**Problem to solve**
Output all the data exactly. Pictures do not belong in the copy.

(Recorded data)
━━━━━━━━━━━━━━━━━━━━━━━━━━━━━━

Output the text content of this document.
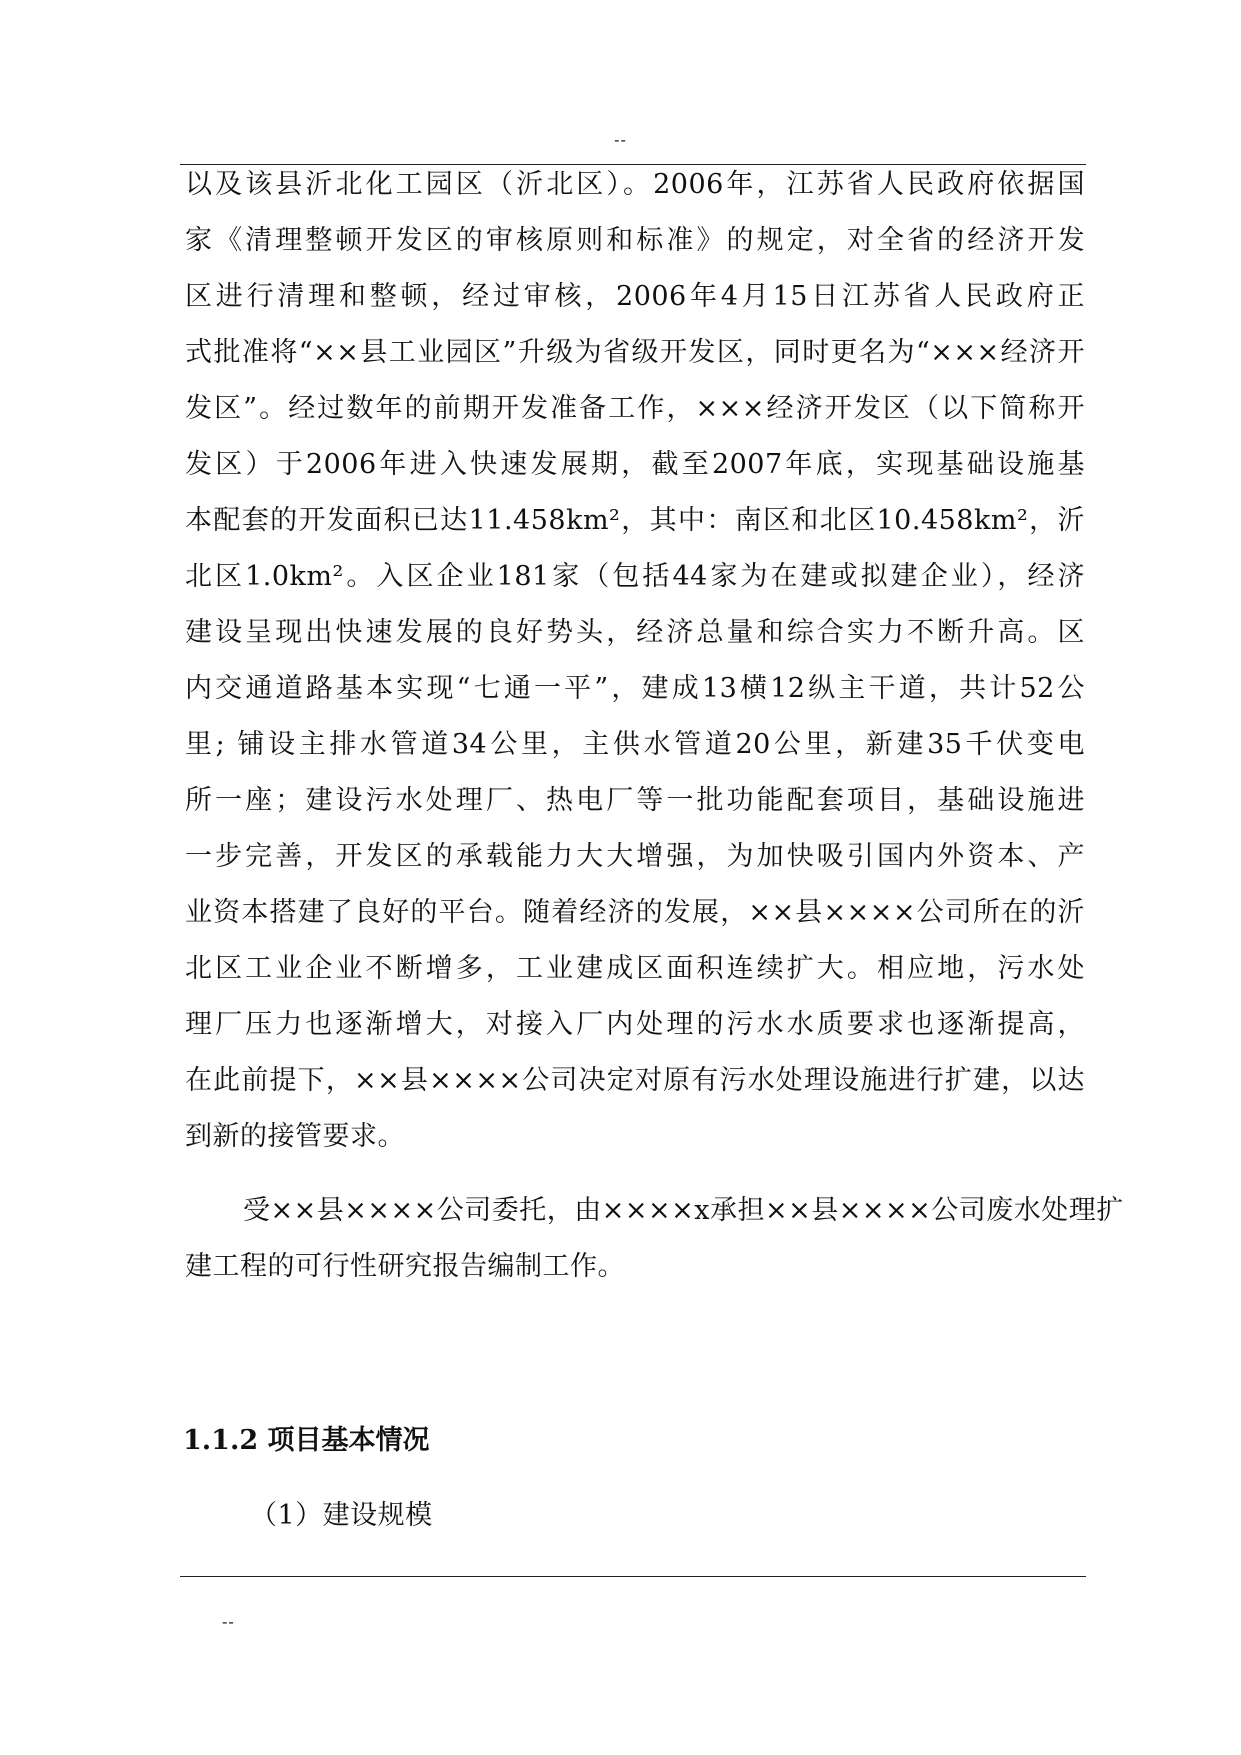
--
以及该县沂北化工园区（沂北区）。2006年，江苏省人民政府依据国
家《清理整顿开发区的审核原则和标准》的规定，对全省的经济开发
区进行清理和整顿，经过审核，2006年4月15日江苏省人民政府正
式批准将“××县工业园区”升级为省级开发区，同时更名为“×××经济开
发区”。经过数年的前期开发准备工作，×××经济开发区（以下简称开
发区）于2006年进入快速发展期，截至2007年底，实现基础设施基
本配套的开发面积已达11.458km²，其中：南区和北区10.458km²，沂
北区1.0km²。入区企业181家（包括44家为在建或拟建企业），经济
建设呈现出快速发展的良好势头，经济总量和综合实力不断升高。区
内交通道路基本实现“七通一平”，建成13横12纵主干道，共计52公
里; 铺设主排水管道34公里，主供水管道20公里，新建35千伏变电
所一座；建设污水处理厂、热电厂等一批功能配套项目，基础设施进
一步完善，开发区的承载能力大大增强，为加快吸引国内外资本、产
业资本搭建了良好的平台。随着经济的发展，××县××××公司所在的沂
北区工业企业不断增多，工业建成区面积连续扩大。相应地，污水处
理厂压力也逐渐增大，对接入厂内处理的污水水质要求也逐渐提高，
在此前提下，××县××××公司决定对原有污水处理设施进行扩建，以达
到新的接管要求。
受××县××××公司委托，由××××x承担××县××××公司废水处理扩
建工程的可行性研究报告编制工作。
1.1.2 项目基本情况
（1）建设规模
--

━━━━━━━━━━━━━━━━━━━━━━━━━━━━━━

**Response**
Output the text content of this document.
--
以及该县沂北化工园区（沂北区）。2006年，江苏省人民政府依据国
家《清理整顿开发区的审核原则和标准》的规定，对全省的经济开发
区进行清理和整顿，经过审核，2006年4月15日江苏省人民政府正
式批准将“××县工业园区”升级为省级开发区，同时更名为“×××经济开
发区”。经过数年的前期开发准备工作，×××经济开发区（以下简称开
发区）于2006年进入快速发展期，截至2007年底，实现基础设施基
本配套的开发面积已达11.458km²，其中：南区和北区10.458km²，沂
北区1.0km²。入区企业181家（包括44家为在建或拟建企业），经济
建设呈现出快速发展的良好势头，经济总量和综合实力不断升高。区
内交通道路基本实现“七通一平”，建成13横12纵主干道，共计52公
里; 铺设主排水管道34公里，主供水管道20公里，新建35千伏变电
所一座；建设污水处理厂、热电厂等一批功能配套项目，基础设施进
一步完善，开发区的承载能力大大增强，为加快吸引国内外资本、产
业资本搭建了良好的平台。随着经济的发展，××县××××公司所在的沂
北区工业企业不断增多，工业建成区面积连续扩大。相应地，污水处
理厂压力也逐渐增大，对接入厂内处理的污水水质要求也逐渐提高，
在此前提下，××县××××公司决定对原有污水处理设施进行扩建，以达
到新的接管要求。
受××县××××公司委托，由××××x承担××县××××公司废水处理扩
建工程的可行性研究报告编制工作。
1.1.2 项目基本情况
（1）建设规模
--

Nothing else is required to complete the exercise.